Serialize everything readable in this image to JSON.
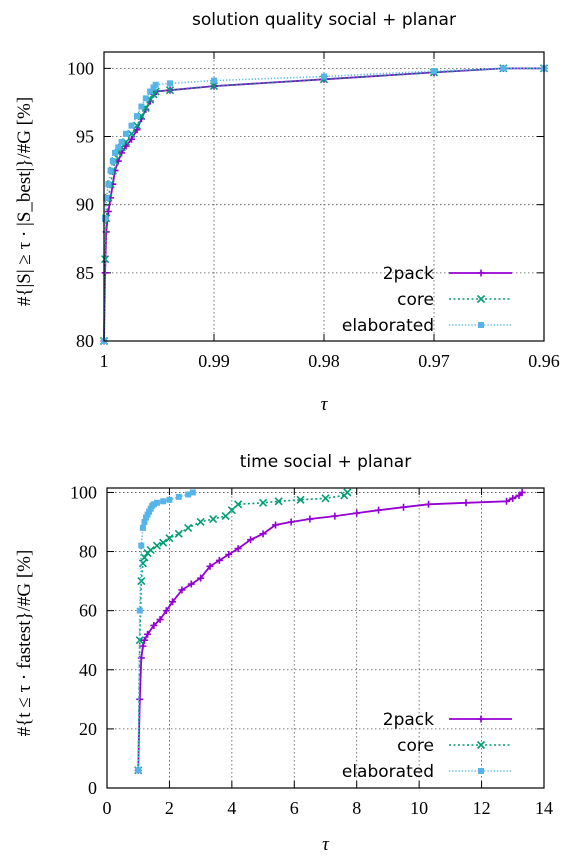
{
  "chart_data": [
    {
      "type": "line",
      "title": "solution quality social + planar",
      "xlabel": "τ",
      "ylabel": "#{|S| ≥ τ · |S_best|}/#G [%]",
      "xlim": [
        1,
        0.96
      ],
      "ylim": [
        80,
        101.2
      ],
      "x_ticks": [
        1,
        0.99,
        0.98,
        0.97,
        0.96
      ],
      "x_tick_labels": [
        "1",
        "0.99",
        "0.98",
        "0.97",
        "0.96"
      ],
      "y_ticks": [
        80,
        85,
        90,
        95,
        100
      ],
      "y_tick_labels": [
        "80",
        "85",
        "90",
        "95",
        "100"
      ],
      "grid": true,
      "legend_position": "bottom-right",
      "series": [
        {
          "name": "2pack",
          "color": "#9400d3",
          "dash": "solid",
          "marker": "plus",
          "x": [
            1,
            0.9999,
            0.9998,
            0.9996,
            0.9994,
            0.9992,
            0.999,
            0.9987,
            0.9984,
            0.998,
            0.9975,
            0.997,
            0.9966,
            0.9962,
            0.9958,
            0.9955,
            0.9953,
            0.994,
            0.99,
            0.98,
            0.97,
            0.9637,
            0.96
          ],
          "y": [
            80,
            85,
            88,
            89.5,
            90.5,
            91.5,
            92.5,
            93.2,
            93.8,
            94.3,
            94.8,
            95.5,
            96.3,
            97,
            97.6,
            98.1,
            98.3,
            98.4,
            98.7,
            99.2,
            99.7,
            100,
            100
          ]
        },
        {
          "name": "core",
          "color": "#009e73",
          "dash": "dotted",
          "marker": "x",
          "x": [
            1,
            0.9999,
            0.9998,
            0.9996,
            0.9994,
            0.9992,
            0.999,
            0.9987,
            0.9984,
            0.998,
            0.9975,
            0.997,
            0.9966,
            0.9962,
            0.9958,
            0.9955,
            0.9953,
            0.994,
            0.99,
            0.98,
            0.97,
            0.9637,
            0.96
          ],
          "y": [
            80,
            86,
            89,
            90.5,
            91.5,
            92.5,
            93.2,
            93.8,
            94.2,
            94.6,
            95.2,
            95.8,
            96.5,
            97.1,
            97.7,
            98.1,
            98.3,
            98.4,
            98.7,
            99.2,
            99.7,
            100,
            100
          ]
        },
        {
          "name": "elaborated",
          "color": "#56b4e9",
          "dash": "dotted",
          "marker": "square",
          "x": [
            1,
            0.9999,
            0.9998,
            0.9996,
            0.9994,
            0.9992,
            0.999,
            0.9987,
            0.9984,
            0.998,
            0.9975,
            0.997,
            0.9966,
            0.9962,
            0.9958,
            0.9955,
            0.9953,
            0.994,
            0.99,
            0.98,
            0.97,
            0.9637,
            0.96
          ],
          "y": [
            80,
            89,
            90.5,
            91.5,
            92.5,
            93.2,
            93.8,
            94.2,
            94.6,
            95.2,
            95.8,
            96.5,
            97.2,
            97.8,
            98.3,
            98.6,
            98.8,
            98.9,
            99.1,
            99.4,
            99.8,
            100,
            100
          ]
        }
      ]
    },
    {
      "type": "line",
      "title": "time social + planar",
      "xlabel": "τ",
      "ylabel": "#{t ≤ τ · fastest}/#G [%]",
      "xlim": [
        0,
        14
      ],
      "ylim": [
        0,
        101.5
      ],
      "x_ticks": [
        0,
        2,
        4,
        6,
        8,
        10,
        12,
        14
      ],
      "x_tick_labels": [
        "0",
        "2",
        "4",
        "6",
        "8",
        "10",
        "12",
        "14"
      ],
      "y_ticks": [
        0,
        20,
        40,
        60,
        80,
        100
      ],
      "y_tick_labels": [
        "0",
        "20",
        "40",
        "60",
        "80",
        "100"
      ],
      "grid": true,
      "legend_position": "bottom-right",
      "series": [
        {
          "name": "2pack",
          "color": "#9400d3",
          "dash": "solid",
          "marker": "plus",
          "x": [
            1,
            1.05,
            1.1,
            1.15,
            1.2,
            1.3,
            1.5,
            1.7,
            1.9,
            2.1,
            2.4,
            2.7,
            3.0,
            3.3,
            3.6,
            3.9,
            4.2,
            4.6,
            5.0,
            5.4,
            5.9,
            6.5,
            7.3,
            8.0,
            8.7,
            9.5,
            10.3,
            11.5,
            12.8,
            13.0,
            13.2,
            13.3
          ],
          "y": [
            6,
            30,
            44,
            48,
            50,
            52,
            55,
            57,
            60,
            63,
            67,
            69,
            71,
            75,
            77,
            79,
            81,
            84,
            86,
            89,
            90,
            91,
            92,
            93,
            94,
            95,
            96,
            96.5,
            97,
            98,
            99,
            100
          ]
        },
        {
          "name": "core",
          "color": "#009e73",
          "dash": "dotted",
          "marker": "x",
          "x": [
            1,
            1.05,
            1.1,
            1.15,
            1.2,
            1.3,
            1.4,
            1.6,
            1.8,
            2.0,
            2.3,
            2.6,
            3.0,
            3.4,
            3.8,
            4.0,
            4.2,
            5.0,
            5.5,
            6.2,
            7.0,
            7.6,
            7.7
          ],
          "y": [
            6,
            50,
            70,
            76,
            78,
            79.5,
            80.5,
            82,
            83,
            84.5,
            86,
            88,
            90,
            91,
            92,
            94,
            96,
            96.5,
            97,
            97.5,
            98,
            99,
            100
          ]
        },
        {
          "name": "elaborated",
          "color": "#56b4e9",
          "dash": "dotted",
          "marker": "square",
          "x": [
            1,
            1.05,
            1.1,
            1.15,
            1.2,
            1.25,
            1.3,
            1.35,
            1.4,
            1.45,
            1.5,
            1.6,
            1.8,
            2.0,
            2.3,
            2.6,
            2.75
          ],
          "y": [
            6,
            60,
            82,
            88,
            90,
            91.5,
            92.5,
            93.5,
            94.5,
            95.5,
            96,
            96.5,
            97,
            97.5,
            98.5,
            99.3,
            100
          ]
        }
      ]
    }
  ]
}
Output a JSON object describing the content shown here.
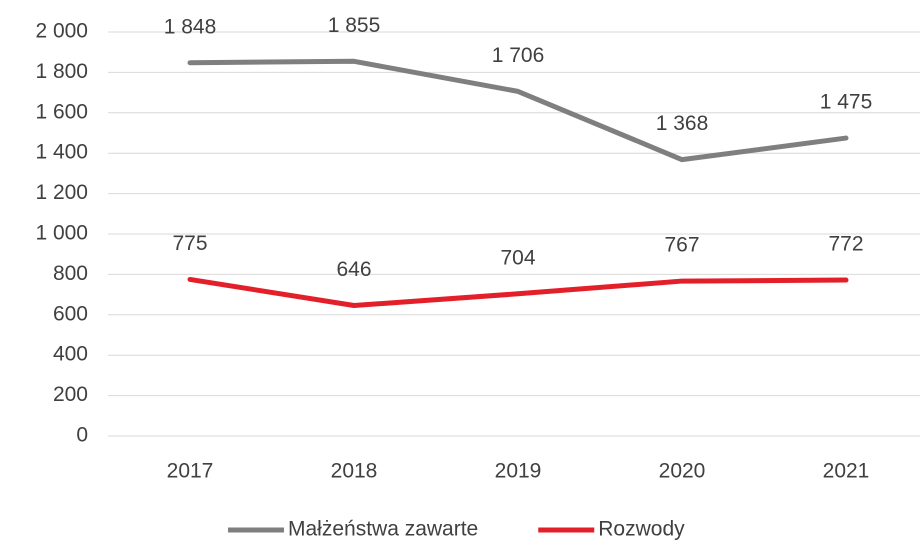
{
  "chart_data": {
    "type": "line",
    "categories": [
      "2017",
      "2018",
      "2019",
      "2020",
      "2021"
    ],
    "series": [
      {
        "name": "Małżeństwa zawarte",
        "color": "#7f7f7f",
        "values": [
          1848,
          1855,
          1706,
          1368,
          1475
        ],
        "value_labels": [
          "1 848",
          "1 855",
          "1 706",
          "1 368",
          "1 475"
        ]
      },
      {
        "name": "Rozwody",
        "color": "#e3202a",
        "values": [
          775,
          646,
          704,
          767,
          772
        ]
      }
    ],
    "ylim": [
      0,
      2000
    ],
    "yticks": [
      0,
      200,
      400,
      600,
      800,
      {
        "value": 1000,
        "label": "1 000"
      },
      {
        "value": 1200,
        "label": "1 200"
      },
      {
        "value": 1400,
        "label": "1 400"
      },
      {
        "value": 1600,
        "label": "1 600"
      },
      {
        "value": 1800,
        "label": "1 800"
      },
      {
        "value": 2000,
        "label": "2 000"
      }
    ],
    "grid": true,
    "legend": "bottom"
  }
}
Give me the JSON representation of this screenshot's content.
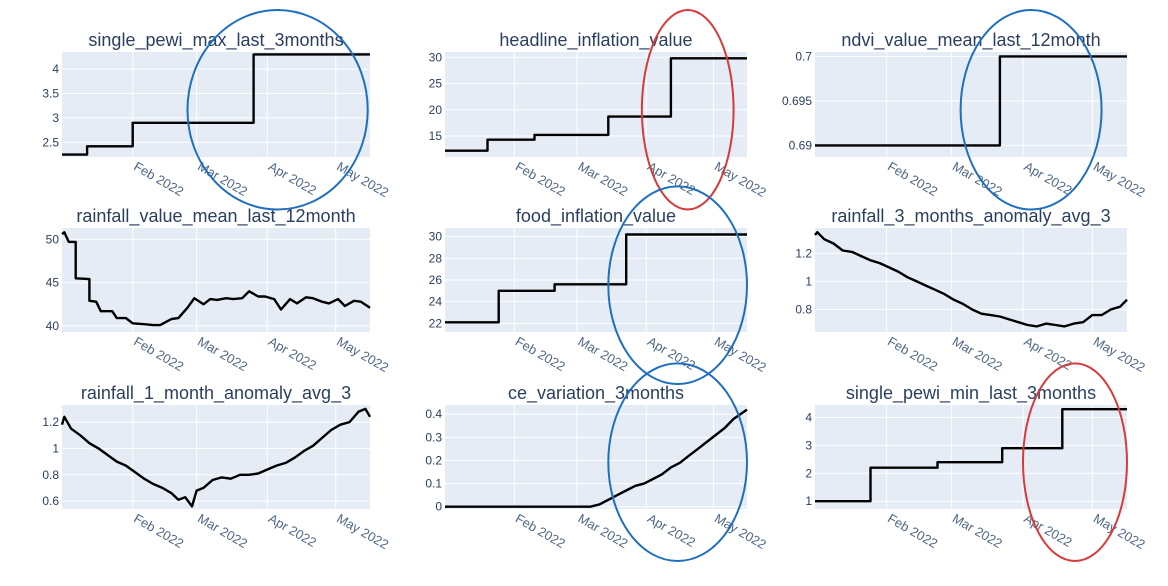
{
  "chart_data": [
    {
      "type": "line",
      "title": "single_pewi_max_last_3months",
      "yticks": [
        "2.5",
        "3",
        "3.5",
        "4"
      ],
      "ytick_values": [
        2.5,
        3,
        3.5,
        4
      ],
      "ylim": [
        2.2,
        4.35
      ],
      "xticks": [
        "Feb 2022",
        "Mar 2022",
        "Apr 2022",
        "May 2022"
      ],
      "x": [
        "2022-01-01",
        "2022-01-12",
        "2022-01-12",
        "2022-02-01",
        "2022-02-01",
        "2022-03-01",
        "2022-03-01",
        "2022-03-26",
        "2022-03-26",
        "2022-05-16"
      ],
      "y": [
        2.25,
        2.25,
        2.42,
        2.42,
        2.9,
        2.9,
        2.9,
        2.9,
        4.3,
        4.3
      ],
      "highlight": {
        "shape": "ellipse",
        "color": "#1f6fbf",
        "from": "2022-02-25",
        "to": "2022-05-15"
      }
    },
    {
      "type": "line",
      "title": "headline_inflation_value",
      "yticks": [
        "15",
        "20",
        "25",
        "30"
      ],
      "ytick_values": [
        15,
        20,
        25,
        30
      ],
      "ylim": [
        11,
        31
      ],
      "xticks": [
        "Feb 2022",
        "Mar 2022",
        "Apr 2022",
        "May 2022"
      ],
      "x": [
        "2022-01-01",
        "2022-01-20",
        "2022-01-20",
        "2022-02-10",
        "2022-02-10",
        "2022-03-15",
        "2022-03-15",
        "2022-04-12",
        "2022-04-12",
        "2022-05-16"
      ],
      "y": [
        12.2,
        12.2,
        14.3,
        14.3,
        15.2,
        15.2,
        18.7,
        18.7,
        29.8,
        29.8
      ],
      "highlight": {
        "shape": "ellipse",
        "color": "#d63a3a",
        "from": "2022-03-30",
        "to": "2022-05-10"
      }
    },
    {
      "type": "line",
      "title": "ndvi_value_mean_last_12month",
      "yticks": [
        "0.69",
        "0.695",
        "0.7"
      ],
      "ytick_values": [
        0.69,
        0.695,
        0.7
      ],
      "ylim": [
        0.6887,
        0.7005
      ],
      "xticks": [
        "Feb 2022",
        "Mar 2022",
        "Apr 2022",
        "May 2022"
      ],
      "x": [
        "2022-01-01",
        "2022-03-22",
        "2022-03-22",
        "2022-05-16"
      ],
      "y": [
        0.69,
        0.69,
        0.7,
        0.7
      ],
      "highlight": {
        "shape": "ellipse",
        "color": "#1f6fbf",
        "from": "2022-03-05",
        "to": "2022-05-05"
      }
    },
    {
      "type": "line",
      "title": "rainfall_value_mean_last_12month",
      "yticks": [
        "40",
        "45",
        "50"
      ],
      "ytick_values": [
        40,
        45,
        50
      ],
      "ylim": [
        39.3,
        51.3
      ],
      "xticks": [
        "Feb 2022",
        "Mar 2022",
        "Apr 2022",
        "May 2022"
      ],
      "x": [
        "2022-01-01",
        "2022-01-02",
        "2022-01-04",
        "2022-01-07",
        "2022-01-07",
        "2022-01-13",
        "2022-01-13",
        "2022-01-16",
        "2022-01-18",
        "2022-01-23",
        "2022-01-25",
        "2022-01-29",
        "2022-02-01",
        "2022-02-06",
        "2022-02-10",
        "2022-02-13",
        "2022-02-18",
        "2022-02-21",
        "2022-02-25",
        "2022-02-28",
        "2022-03-04",
        "2022-03-07",
        "2022-03-10",
        "2022-03-14",
        "2022-03-17",
        "2022-03-21",
        "2022-03-24",
        "2022-03-28",
        "2022-03-31",
        "2022-04-04",
        "2022-04-07",
        "2022-04-11",
        "2022-04-14",
        "2022-04-18",
        "2022-04-21",
        "2022-04-25",
        "2022-04-28",
        "2022-05-02",
        "2022-05-05",
        "2022-05-09",
        "2022-05-12",
        "2022-05-16"
      ],
      "y": [
        50.6,
        50.8,
        49.7,
        49.7,
        45.5,
        45.4,
        42.9,
        42.8,
        41.7,
        41.7,
        40.9,
        40.9,
        40.3,
        40.2,
        40.1,
        40.1,
        40.8,
        40.9,
        42.1,
        43.2,
        42.5,
        43.1,
        43.0,
        43.2,
        43.1,
        43.2,
        44.0,
        43.4,
        43.4,
        43.1,
        41.9,
        43.1,
        42.6,
        43.3,
        43.2,
        42.8,
        42.6,
        43.1,
        42.3,
        42.9,
        42.8,
        42.1
      ],
      "highlight": null
    },
    {
      "type": "line",
      "title": "food_inflation_value",
      "yticks": [
        "22",
        "24",
        "26",
        "28",
        "30"
      ],
      "ytick_values": [
        22,
        24,
        26,
        28,
        30
      ],
      "ylim": [
        21.2,
        30.8
      ],
      "xticks": [
        "Feb 2022",
        "Mar 2022",
        "Apr 2022",
        "May 2022"
      ],
      "x": [
        "2022-01-01",
        "2022-01-25",
        "2022-01-25",
        "2022-02-19",
        "2022-02-19",
        "2022-03-23",
        "2022-03-23",
        "2022-05-16"
      ],
      "y": [
        22.1,
        22.1,
        25.0,
        25.0,
        25.6,
        25.6,
        30.2,
        30.2
      ],
      "highlight": {
        "shape": "ellipse",
        "color": "#1f6fbf",
        "from": "2022-03-15",
        "to": "2022-05-16"
      }
    },
    {
      "type": "line",
      "title": "rainfall_3_months_anomaly_avg_3",
      "yticks": [
        "0.8",
        "1",
        "1.2"
      ],
      "ytick_values": [
        0.8,
        1,
        1.2
      ],
      "ylim": [
        0.64,
        1.38
      ],
      "xticks": [
        "Feb 2022",
        "Mar 2022",
        "Apr 2022",
        "May 2022"
      ],
      "x": [
        "2022-01-01",
        "2022-01-02",
        "2022-01-05",
        "2022-01-09",
        "2022-01-13",
        "2022-01-17",
        "2022-01-21",
        "2022-01-25",
        "2022-01-29",
        "2022-02-02",
        "2022-02-06",
        "2022-02-10",
        "2022-02-14",
        "2022-02-18",
        "2022-02-22",
        "2022-02-26",
        "2022-03-02",
        "2022-03-06",
        "2022-03-10",
        "2022-03-14",
        "2022-03-18",
        "2022-03-22",
        "2022-03-26",
        "2022-03-30",
        "2022-04-03",
        "2022-04-07",
        "2022-04-11",
        "2022-04-15",
        "2022-04-19",
        "2022-04-23",
        "2022-04-27",
        "2022-05-01",
        "2022-05-05",
        "2022-05-09",
        "2022-05-13",
        "2022-05-16"
      ],
      "y": [
        1.33,
        1.35,
        1.3,
        1.27,
        1.22,
        1.21,
        1.18,
        1.15,
        1.13,
        1.1,
        1.07,
        1.03,
        1.0,
        0.97,
        0.94,
        0.91,
        0.87,
        0.84,
        0.8,
        0.77,
        0.76,
        0.75,
        0.73,
        0.71,
        0.69,
        0.68,
        0.7,
        0.69,
        0.68,
        0.7,
        0.71,
        0.76,
        0.76,
        0.8,
        0.82,
        0.87
      ],
      "highlight": null
    },
    {
      "type": "line",
      "title": "rainfall_1_month_anomaly_avg_3",
      "yticks": [
        "0.6",
        "0.8",
        "1",
        "1.2"
      ],
      "ytick_values": [
        0.6,
        0.8,
        1,
        1.2
      ],
      "ylim": [
        0.54,
        1.33
      ],
      "xticks": [
        "Feb 2022",
        "Mar 2022",
        "Apr 2022",
        "May 2022"
      ],
      "x": [
        "2022-01-01",
        "2022-01-02",
        "2022-01-05",
        "2022-01-09",
        "2022-01-13",
        "2022-01-17",
        "2022-01-21",
        "2022-01-25",
        "2022-01-29",
        "2022-02-02",
        "2022-02-06",
        "2022-02-10",
        "2022-02-14",
        "2022-02-18",
        "2022-02-21",
        "2022-02-24",
        "2022-02-27",
        "2022-03-01",
        "2022-03-04",
        "2022-03-08",
        "2022-03-12",
        "2022-03-16",
        "2022-03-20",
        "2022-03-24",
        "2022-03-28",
        "2022-04-01",
        "2022-04-05",
        "2022-04-09",
        "2022-04-13",
        "2022-04-17",
        "2022-04-21",
        "2022-04-25",
        "2022-04-29",
        "2022-05-03",
        "2022-05-07",
        "2022-05-11",
        "2022-05-14",
        "2022-05-16"
      ],
      "y": [
        1.18,
        1.24,
        1.15,
        1.1,
        1.04,
        1.0,
        0.95,
        0.9,
        0.87,
        0.82,
        0.77,
        0.73,
        0.7,
        0.66,
        0.61,
        0.63,
        0.56,
        0.68,
        0.7,
        0.76,
        0.78,
        0.77,
        0.8,
        0.8,
        0.81,
        0.84,
        0.87,
        0.89,
        0.93,
        0.98,
        1.02,
        1.08,
        1.14,
        1.18,
        1.2,
        1.28,
        1.3,
        1.24
      ],
      "highlight": null
    },
    {
      "type": "line",
      "title": "ce_variation_3months",
      "yticks": [
        "0",
        "0.1",
        "0.2",
        "0.3",
        "0.4"
      ],
      "ytick_values": [
        0,
        0.1,
        0.2,
        0.3,
        0.4
      ],
      "ylim": [
        -0.01,
        0.44
      ],
      "xticks": [
        "Feb 2022",
        "Mar 2022",
        "Apr 2022",
        "May 2022"
      ],
      "x": [
        "2022-01-01",
        "2022-03-07",
        "2022-03-11",
        "2022-03-15",
        "2022-03-19",
        "2022-03-23",
        "2022-03-27",
        "2022-03-31",
        "2022-04-04",
        "2022-04-08",
        "2022-04-12",
        "2022-04-16",
        "2022-04-20",
        "2022-04-24",
        "2022-04-28",
        "2022-05-02",
        "2022-05-06",
        "2022-05-10",
        "2022-05-16"
      ],
      "y": [
        0.0,
        0.0,
        0.01,
        0.03,
        0.05,
        0.07,
        0.09,
        0.1,
        0.12,
        0.14,
        0.17,
        0.19,
        0.22,
        0.25,
        0.28,
        0.31,
        0.34,
        0.38,
        0.42
      ],
      "highlight": {
        "shape": "ellipse",
        "color": "#1f6fbf",
        "from": "2022-03-15",
        "to": "2022-05-16"
      }
    },
    {
      "type": "line",
      "title": "single_pewi_min_last_3months",
      "yticks": [
        "1",
        "2",
        "3",
        "4"
      ],
      "ytick_values": [
        1,
        2,
        3,
        4
      ],
      "ylim": [
        0.72,
        4.45
      ],
      "xticks": [
        "Feb 2022",
        "Mar 2022",
        "Apr 2022",
        "May 2022"
      ],
      "x": [
        "2022-01-01",
        "2022-01-25",
        "2022-01-25",
        "2022-02-23",
        "2022-02-23",
        "2022-03-23",
        "2022-03-23",
        "2022-04-18",
        "2022-04-18",
        "2022-05-16"
      ],
      "y": [
        1.0,
        1.0,
        2.2,
        2.2,
        2.4,
        2.4,
        2.9,
        2.9,
        4.3,
        4.3
      ],
      "highlight": {
        "shape": "ellipse",
        "color": "#d63a3a",
        "from": "2022-04-01",
        "to": "2022-05-16"
      }
    }
  ]
}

- - - - -

#### [PROBLEM]
Scan the lines above for "social", then copy every one that has it.

#### [THE RESPONSE]
      "title": "solution quality social + planar",
      "title": "time social + planar",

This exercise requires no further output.